Transcribe all the entries word for word, but omit the images.

(Lines of data)
<<<<

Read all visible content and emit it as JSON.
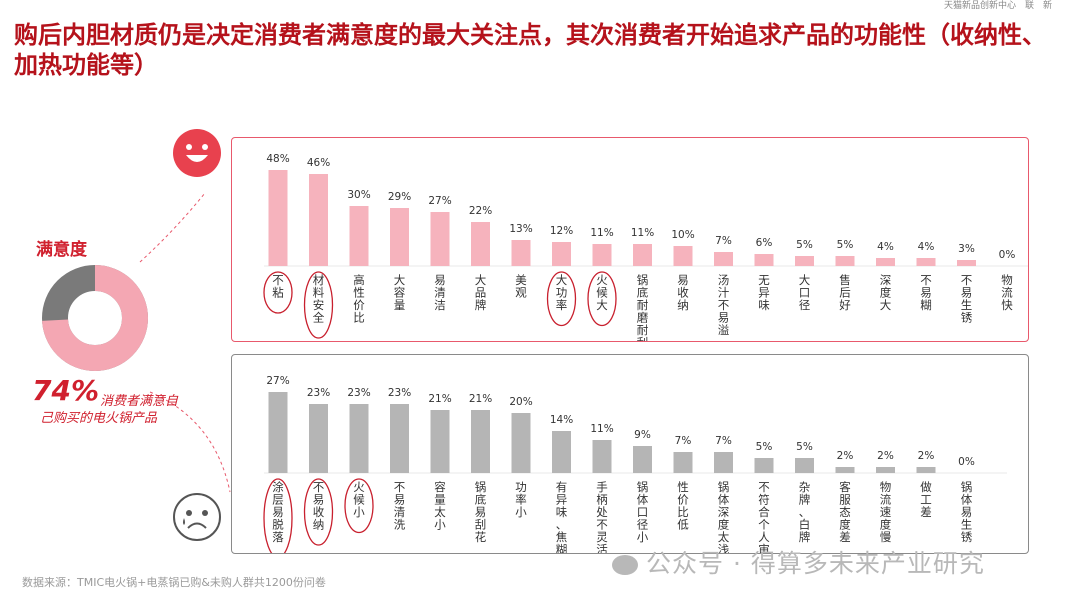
{
  "title": "购后内胆材质仍是决定消费者满意度的最大关注点，其次消费者开始追求产品的功能性（收纳性、加热功能等）",
  "header_right": "天猫新品创新中心　联　新",
  "satisfaction_label": "满意度",
  "stat": {
    "value": "74%",
    "text": "消费者满意自己购买的电火锅产品"
  },
  "donut": {
    "satisfied_pct": 74,
    "colors": {
      "satisfied": "#f4a7b3",
      "other": "#7a7a7a"
    }
  },
  "source": "数据来源：TMIC电火锅+电蒸锅已购&未购人群共1200份问卷",
  "watermark": "公众号 · 得算多未来产业研究",
  "colors": {
    "positive_bar": "#f6b3bd",
    "negative_bar": "#b5b5b5",
    "positive_frame": "#e8596c",
    "negative_frame": "#8a8a8a",
    "circle": "#c8202e"
  },
  "icons": {
    "satisfied": "smiling-face-icon",
    "dissatisfied": "crying-face-icon"
  },
  "chart_data": [
    {
      "type": "bar",
      "categories": [
        "不粘",
        "材料安全",
        "高性价比",
        "大容量",
        "易清洁",
        "大品牌",
        "美观",
        "大功率",
        "火候大",
        "锅底耐磨耐刮",
        "易收纳",
        "汤汁不易溢",
        "无异味",
        "大口径",
        "售后好",
        "深度大",
        "不易糊",
        "不易生锈",
        "物流快"
      ],
      "values": [
        48,
        46,
        30,
        29,
        27,
        22,
        13,
        12,
        11,
        11,
        10,
        7,
        6,
        5,
        5,
        4,
        4,
        3,
        0
      ],
      "data_labels": [
        "48%",
        "46%",
        "30%",
        "29%",
        "27%",
        "22%",
        "13%",
        "12%",
        "11%",
        "11%",
        "10%",
        "7%",
        "6%",
        "5%",
        "5%",
        "4%",
        "4%",
        "3%",
        "0%"
      ],
      "highlighted": [
        "不粘",
        "材料安全",
        "大功率",
        "火候大"
      ],
      "ylim": [
        0,
        50
      ]
    },
    {
      "type": "bar",
      "categories": [
        "涂层易脱落",
        "不易收纳",
        "火候小",
        "不易清洗",
        "容量太小",
        "锅底易刮花",
        "功率小",
        "有异味、焦糊味",
        "手柄处不灵活",
        "锅体口径小",
        "性价比低",
        "锅体深度太浅",
        "不符合个人审美",
        "杂牌、白牌",
        "客服态度差",
        "物流速度慢",
        "做工差",
        "锅体易生锈"
      ],
      "values": [
        27,
        23,
        23,
        23,
        21,
        21,
        20,
        14,
        11,
        9,
        7,
        7,
        5,
        5,
        2,
        2,
        2,
        0
      ],
      "data_labels": [
        "27%",
        "23%",
        "23%",
        "23%",
        "21%",
        "21%",
        "20%",
        "14%",
        "11%",
        "9%",
        "7%",
        "7%",
        "5%",
        "5%",
        "2%",
        "2%",
        "2%",
        "0%"
      ],
      "highlighted": [
        "涂层易脱落",
        "不易收纳",
        "火候小"
      ],
      "ylim": [
        0,
        30
      ]
    }
  ]
}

>>>>

SOLUTION FOR THIS TASK:
Read all visible content and emit it as JSON.
{
  "title": "购后内胆材质仍是决定消费者满意度的最大关注点，其次消费者开始追求产品的功能性（收纳性、加热功能等）",
  "header_right": "天猫新品创新中心　联　新",
  "satisfaction_label": "满意度",
  "stat": {
    "value": "74%",
    "text": "消费者满意自己购买的电火锅产品"
  },
  "donut": {
    "satisfied_pct": 74,
    "colors": {
      "satisfied": "#f4a7b3",
      "other": "#7a7a7a"
    }
  },
  "source": "数据来源：TMIC电火锅+电蒸锅已购&未购人群共1200份问卷",
  "watermark": "公众号 · 得算多未来产业研究",
  "colors": {
    "positive_bar": "#f6b3bd",
    "negative_bar": "#b5b5b5",
    "positive_frame": "#e8596c",
    "negative_frame": "#8a8a8a",
    "circle": "#c8202e"
  },
  "icons": {
    "satisfied": "smiling-face-icon",
    "dissatisfied": "crying-face-icon"
  },
  "chart_data": [
    {
      "type": "bar",
      "categories": [
        "不粘",
        "材料安全",
        "高性价比",
        "大容量",
        "易清洁",
        "大品牌",
        "美观",
        "大功率",
        "火候大",
        "锅底耐磨耐刮",
        "易收纳",
        "汤汁不易溢",
        "无异味",
        "大口径",
        "售后好",
        "深度大",
        "不易糊",
        "不易生锈",
        "物流快"
      ],
      "values": [
        48,
        46,
        30,
        29,
        27,
        22,
        13,
        12,
        11,
        11,
        10,
        7,
        6,
        5,
        5,
        4,
        4,
        3,
        0
      ],
      "data_labels": [
        "48%",
        "46%",
        "30%",
        "29%",
        "27%",
        "22%",
        "13%",
        "12%",
        "11%",
        "11%",
        "10%",
        "7%",
        "6%",
        "5%",
        "5%",
        "4%",
        "4%",
        "3%",
        "0%"
      ],
      "highlighted": [
        "不粘",
        "材料安全",
        "大功率",
        "火候大"
      ],
      "ylim": [
        0,
        50
      ]
    },
    {
      "type": "bar",
      "categories": [
        "涂层易脱落",
        "不易收纳",
        "火候小",
        "不易清洗",
        "容量太小",
        "锅底易刮花",
        "功率小",
        "有异味、焦糊味",
        "手柄处不灵活",
        "锅体口径小",
        "性价比低",
        "锅体深度太浅",
        "不符合个人审美",
        "杂牌、白牌",
        "客服态度差",
        "物流速度慢",
        "做工差",
        "锅体易生锈"
      ],
      "values": [
        27,
        23,
        23,
        23,
        21,
        21,
        20,
        14,
        11,
        9,
        7,
        7,
        5,
        5,
        2,
        2,
        2,
        0
      ],
      "data_labels": [
        "27%",
        "23%",
        "23%",
        "23%",
        "21%",
        "21%",
        "20%",
        "14%",
        "11%",
        "9%",
        "7%",
        "7%",
        "5%",
        "5%",
        "2%",
        "2%",
        "2%",
        "0%"
      ],
      "highlighted": [
        "涂层易脱落",
        "不易收纳",
        "火候小"
      ],
      "ylim": [
        0,
        30
      ]
    }
  ]
}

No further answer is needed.